▽
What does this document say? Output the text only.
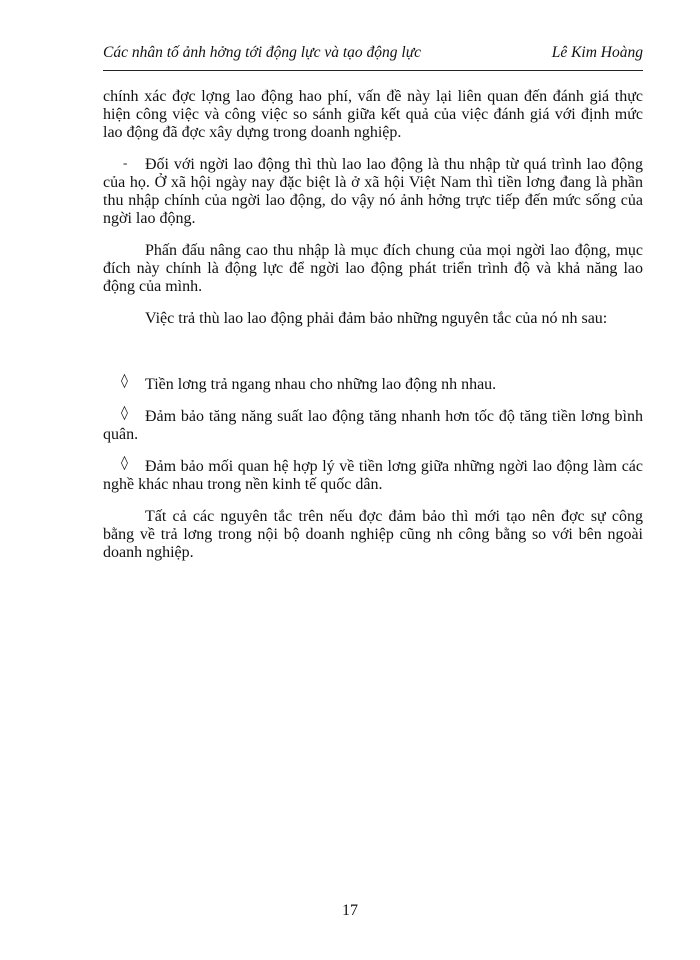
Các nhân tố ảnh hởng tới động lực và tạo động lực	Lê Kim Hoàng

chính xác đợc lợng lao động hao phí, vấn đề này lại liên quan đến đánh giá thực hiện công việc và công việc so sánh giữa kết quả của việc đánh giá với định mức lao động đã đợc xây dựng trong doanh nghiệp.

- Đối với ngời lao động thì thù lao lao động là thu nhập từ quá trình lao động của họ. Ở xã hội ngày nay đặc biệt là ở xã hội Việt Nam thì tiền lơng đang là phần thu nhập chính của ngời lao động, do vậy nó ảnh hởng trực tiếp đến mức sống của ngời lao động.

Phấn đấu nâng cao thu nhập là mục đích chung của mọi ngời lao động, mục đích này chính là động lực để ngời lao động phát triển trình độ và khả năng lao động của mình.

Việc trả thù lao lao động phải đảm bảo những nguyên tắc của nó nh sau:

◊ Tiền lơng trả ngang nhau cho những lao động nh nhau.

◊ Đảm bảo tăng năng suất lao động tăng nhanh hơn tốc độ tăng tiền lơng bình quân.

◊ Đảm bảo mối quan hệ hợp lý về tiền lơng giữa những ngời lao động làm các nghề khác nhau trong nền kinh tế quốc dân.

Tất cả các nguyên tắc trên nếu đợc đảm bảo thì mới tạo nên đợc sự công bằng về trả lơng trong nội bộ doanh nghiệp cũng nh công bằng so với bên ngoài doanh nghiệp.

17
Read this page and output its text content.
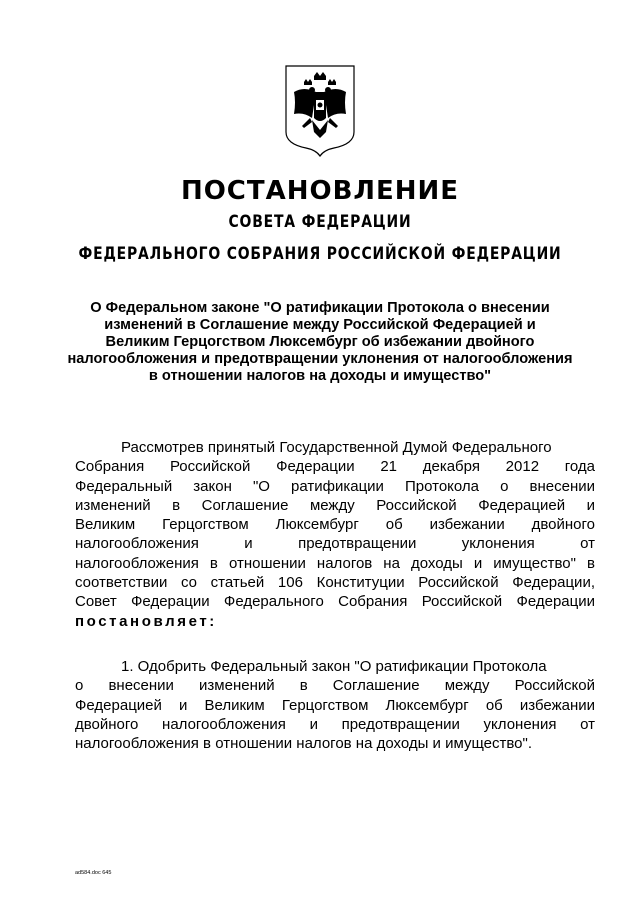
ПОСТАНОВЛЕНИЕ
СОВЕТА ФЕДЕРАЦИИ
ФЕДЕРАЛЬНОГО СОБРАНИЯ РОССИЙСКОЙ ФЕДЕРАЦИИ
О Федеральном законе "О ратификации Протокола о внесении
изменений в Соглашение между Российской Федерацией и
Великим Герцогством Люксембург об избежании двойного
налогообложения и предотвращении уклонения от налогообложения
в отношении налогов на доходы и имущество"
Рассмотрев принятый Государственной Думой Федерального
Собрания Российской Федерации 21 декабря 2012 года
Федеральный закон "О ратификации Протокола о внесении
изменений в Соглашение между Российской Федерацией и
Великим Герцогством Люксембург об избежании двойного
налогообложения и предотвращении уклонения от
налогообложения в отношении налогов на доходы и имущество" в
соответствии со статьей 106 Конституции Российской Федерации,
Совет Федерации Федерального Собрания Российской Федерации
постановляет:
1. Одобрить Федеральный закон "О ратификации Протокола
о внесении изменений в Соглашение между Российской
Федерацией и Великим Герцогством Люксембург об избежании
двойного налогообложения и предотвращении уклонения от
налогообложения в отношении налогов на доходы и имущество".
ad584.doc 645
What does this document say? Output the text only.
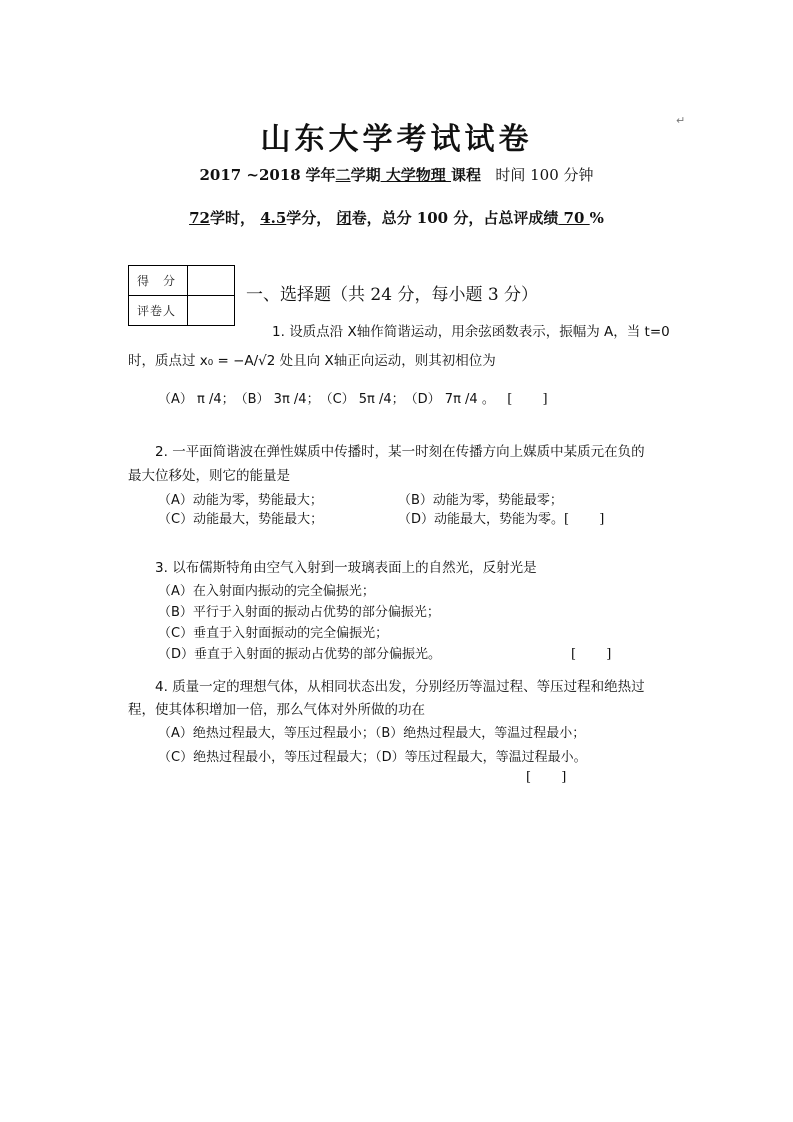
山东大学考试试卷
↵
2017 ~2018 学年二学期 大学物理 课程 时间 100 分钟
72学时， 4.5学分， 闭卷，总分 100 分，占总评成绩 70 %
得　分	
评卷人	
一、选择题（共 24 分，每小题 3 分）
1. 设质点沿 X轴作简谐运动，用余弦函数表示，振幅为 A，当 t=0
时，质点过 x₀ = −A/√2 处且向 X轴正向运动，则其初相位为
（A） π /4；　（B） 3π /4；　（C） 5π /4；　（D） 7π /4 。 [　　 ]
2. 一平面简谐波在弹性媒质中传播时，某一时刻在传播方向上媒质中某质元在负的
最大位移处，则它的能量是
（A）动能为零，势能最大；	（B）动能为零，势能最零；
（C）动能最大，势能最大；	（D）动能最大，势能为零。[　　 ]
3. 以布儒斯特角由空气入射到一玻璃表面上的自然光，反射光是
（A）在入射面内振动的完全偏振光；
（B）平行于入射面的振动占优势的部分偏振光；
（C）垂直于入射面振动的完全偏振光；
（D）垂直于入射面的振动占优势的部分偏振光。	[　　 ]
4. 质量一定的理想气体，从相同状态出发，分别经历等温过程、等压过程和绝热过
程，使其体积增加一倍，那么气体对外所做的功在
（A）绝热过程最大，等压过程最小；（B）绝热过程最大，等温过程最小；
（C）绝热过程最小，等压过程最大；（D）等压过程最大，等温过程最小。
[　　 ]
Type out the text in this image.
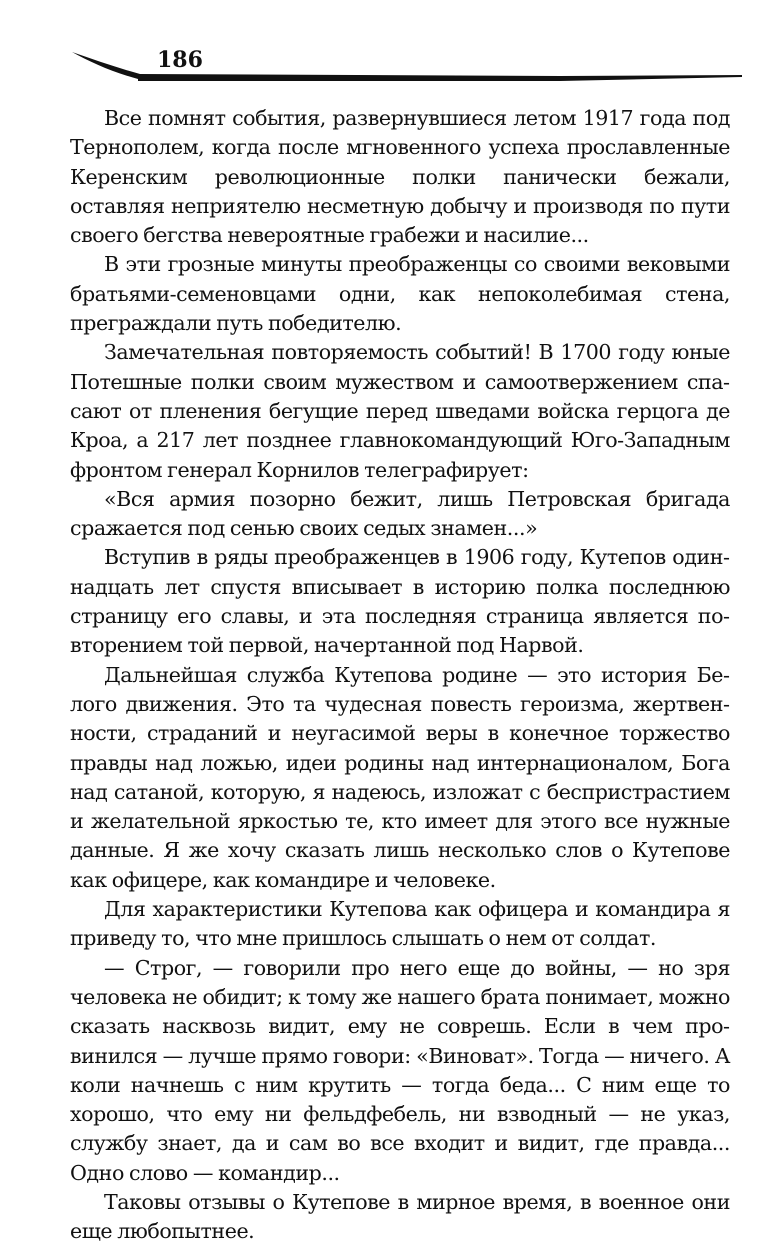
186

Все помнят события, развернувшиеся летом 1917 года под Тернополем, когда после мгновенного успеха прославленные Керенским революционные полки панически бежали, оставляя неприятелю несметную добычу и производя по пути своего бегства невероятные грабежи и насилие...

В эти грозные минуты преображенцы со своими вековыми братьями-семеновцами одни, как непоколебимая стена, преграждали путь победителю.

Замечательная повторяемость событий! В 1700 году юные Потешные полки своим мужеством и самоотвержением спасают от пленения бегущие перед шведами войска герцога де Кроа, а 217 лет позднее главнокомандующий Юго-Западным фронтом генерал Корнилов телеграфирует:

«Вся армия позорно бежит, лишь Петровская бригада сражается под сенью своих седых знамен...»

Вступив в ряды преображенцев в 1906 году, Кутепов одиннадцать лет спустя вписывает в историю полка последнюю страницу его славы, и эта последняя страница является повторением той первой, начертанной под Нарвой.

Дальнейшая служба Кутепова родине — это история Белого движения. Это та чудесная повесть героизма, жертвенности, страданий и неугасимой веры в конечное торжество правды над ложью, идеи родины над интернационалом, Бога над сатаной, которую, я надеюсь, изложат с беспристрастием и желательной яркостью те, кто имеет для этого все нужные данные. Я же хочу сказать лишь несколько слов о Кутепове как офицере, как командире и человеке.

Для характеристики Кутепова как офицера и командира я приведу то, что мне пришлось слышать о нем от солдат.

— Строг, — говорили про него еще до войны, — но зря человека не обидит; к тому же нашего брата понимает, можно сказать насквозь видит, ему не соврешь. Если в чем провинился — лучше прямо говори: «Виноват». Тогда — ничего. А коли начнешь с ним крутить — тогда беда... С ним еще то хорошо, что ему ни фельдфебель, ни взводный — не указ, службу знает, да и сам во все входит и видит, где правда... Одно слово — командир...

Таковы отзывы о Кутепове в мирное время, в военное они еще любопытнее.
△
Set down the complete material exactly, but do not include the images.

Reply to the task:
What does this document say? Output the text only.
Các nhân tố ảnh hởng tới động lực và tạo động lực	Lê Kim Hoàng

chính xác đợc lợng lao động hao phí, vấn đề này lại liên quan đến đánh giá thực hiện công việc và công việc so sánh giữa kết quả của việc đánh giá với định mức lao động đã đợc xây dựng trong doanh nghiệp.

- Đối với ngời lao động thì thù lao lao động là thu nhập từ quá trình lao động của họ. Ở xã hội ngày nay đặc biệt là ở xã hội Việt Nam thì tiền lơng đang là phần thu nhập chính của ngời lao động, do vậy nó ảnh hởng trực tiếp đến mức sống của ngời lao động.

Phấn đấu nâng cao thu nhập là mục đích chung của mọi ngời lao động, mục đích này chính là động lực để ngời lao động phát triển trình độ và khả năng lao động của mình.

Việc trả thù lao lao động phải đảm bảo những nguyên tắc của nó nh sau:

◊ Tiền lơng trả ngang nhau cho những lao động nh nhau.

◊ Đảm bảo tăng năng suất lao động tăng nhanh hơn tốc độ tăng tiền lơng bình quân.

◊ Đảm bảo mối quan hệ hợp lý về tiền lơng giữa những ngời lao động làm các nghề khác nhau trong nền kinh tế quốc dân.

Tất cả các nguyên tắc trên nếu đợc đảm bảo thì mới tạo nên đợc sự công bằng về trả lơng trong nội bộ doanh nghiệp cũng nh công bằng so với bên ngoài doanh nghiệp.

17
Read this page and output its text content.
ПОСТАНОВЛЕНИЕ
СОВЕТА ФЕДЕРАЦИИ
ФЕДЕРАЛЬНОГО СОБРАНИЯ РОССИЙСКОЙ ФЕДЕРАЦИИ
О Федеральном законе "О ратификации Протокола о внесении
изменений в Соглашение между Российской Федерацией и
Великим Герцогством Люксембург об избежании двойного
налогообложения и предотвращении уклонения от налогообложения
в отношении налогов на доходы и имущество"
Рассмотрев принятый Государственной Думой Федерального
Собрания Российской Федерации 21 декабря 2012 года
Федеральный закон "О ратификации Протокола о внесении
изменений в Соглашение между Российской Федерацией и
Великим Герцогством Люксембург об избежании двойного
налогообложения и предотвращении уклонения от
налогообложения в отношении налогов на доходы и имущество" в
соответствии со статьей 106 Конституции Российской Федерации,
Совет Федерации Федерального Собрания Российской Федерации
постановляет:
1. Одобрить Федеральный закон "О ратификации Протокола
о внесении изменений в Соглашение между Российской
Федерацией и Великим Герцогством Люксембург об избежании
двойного налогообложения и предотвращении уклонения от
налогообложения в отношении налогов на доходы и имущество".
ad584.doc 645
What does this document say? Output the text only.
山东大学考试试卷
↵
2017 ~2018 学年二学期 大学物理 课程 时间 100 分钟
72学时， 4.5学分， 闭卷，总分 100 分，占总评成绩 70 %
得　分	
评卷人	
一、选择题（共 24 分，每小题 3 分）
1. 设质点沿 X轴作简谐运动，用余弦函数表示，振幅为 A，当 t=0
时，质点过 x₀ = −A/√2 处且向 X轴正向运动，则其初相位为
（A） π /4；　（B） 3π /4；　（C） 5π /4；　（D） 7π /4 。 [　　 ]
2. 一平面简谐波在弹性媒质中传播时，某一时刻在传播方向上媒质中某质元在负的
最大位移处，则它的能量是
（A）动能为零，势能最大；	（B）动能为零，势能最零；
（C）动能最大，势能最大；	（D）动能最大，势能为零。[　　 ]
3. 以布儒斯特角由空气入射到一玻璃表面上的自然光，反射光是
（A）在入射面内振动的完全偏振光；
（B）平行于入射面的振动占优势的部分偏振光；
（C）垂直于入射面振动的完全偏振光；
（D）垂直于入射面的振动占优势的部分偏振光。	[　　 ]
4. 质量一定的理想气体，从相同状态出发，分别经历等温过程、等压过程和绝热过
程，使其体积增加一倍，那么气体对外所做的功在
（A）绝热过程最大，等压过程最小；（B）绝热过程最大，等温过程最小；
（C）绝热过程最小，等压过程最大；（D）等压过程最大，等温过程最小。
[　　 ]
Type out the text in this image.
186

Все помнят события, развернувшиеся летом 1917 года под Тернополем, когда после мгновенного успеха прославленные Керенским революционные полки панически бежали, оставляя неприятелю несметную добычу и производя по пути своего бегства невероятные грабежи и насилие...

В эти грозные минуты преображенцы со своими вековыми братьями-семеновцами одни, как непоколебимая стена, преграждали путь победителю.

Замечательная повторяемость событий! В 1700 году юные Потешные полки своим мужеством и самоотвержением спасают от пленения бегущие перед шведами войска герцога де Кроа, а 217 лет позднее главнокомандующий Юго-Западным фронтом генерал Корнилов телеграфирует:

«Вся армия позорно бежит, лишь Петровская бригада сражается под сенью своих седых знамен...»

Вступив в ряды преображенцев в 1906 году, Кутепов одиннадцать лет спустя вписывает в историю полка последнюю страницу его славы, и эта последняя страница является повторением той первой, начертанной под Нарвой.

Дальнейшая служба Кутепова родине — это история Белого движения. Это та чудесная повесть героизма, жертвенности, страданий и неугасимой веры в конечное торжество правды над ложью, идеи родины над интернационалом, Бога над сатаной, которую, я надеюсь, изложат с беспристрастием и желательной яркостью те, кто имеет для этого все нужные данные. Я же хочу сказать лишь несколько слов о Кутепове как офицере, как командире и человеке.

Для характеристики Кутепова как офицера и командира я приведу то, что мне пришлось слышать о нем от солдат.

— Строг, — говорили про него еще до войны, — но зря человека не обидит; к тому же нашего брата понимает, можно сказать насквозь видит, ему не соврешь. Если в чем провинился — лучше прямо говори: «Виноват». Тогда — ничего. А коли начнешь с ним крутить — тогда беда... С ним еще то хорошо, что ему ни фельдфебель, ни взводный — не указ, службу знает, да и сам во все входит и видит, где правда... Одно слово — командир...

Таковы отзывы о Кутепове в мирное время, в военное они еще любопытнее.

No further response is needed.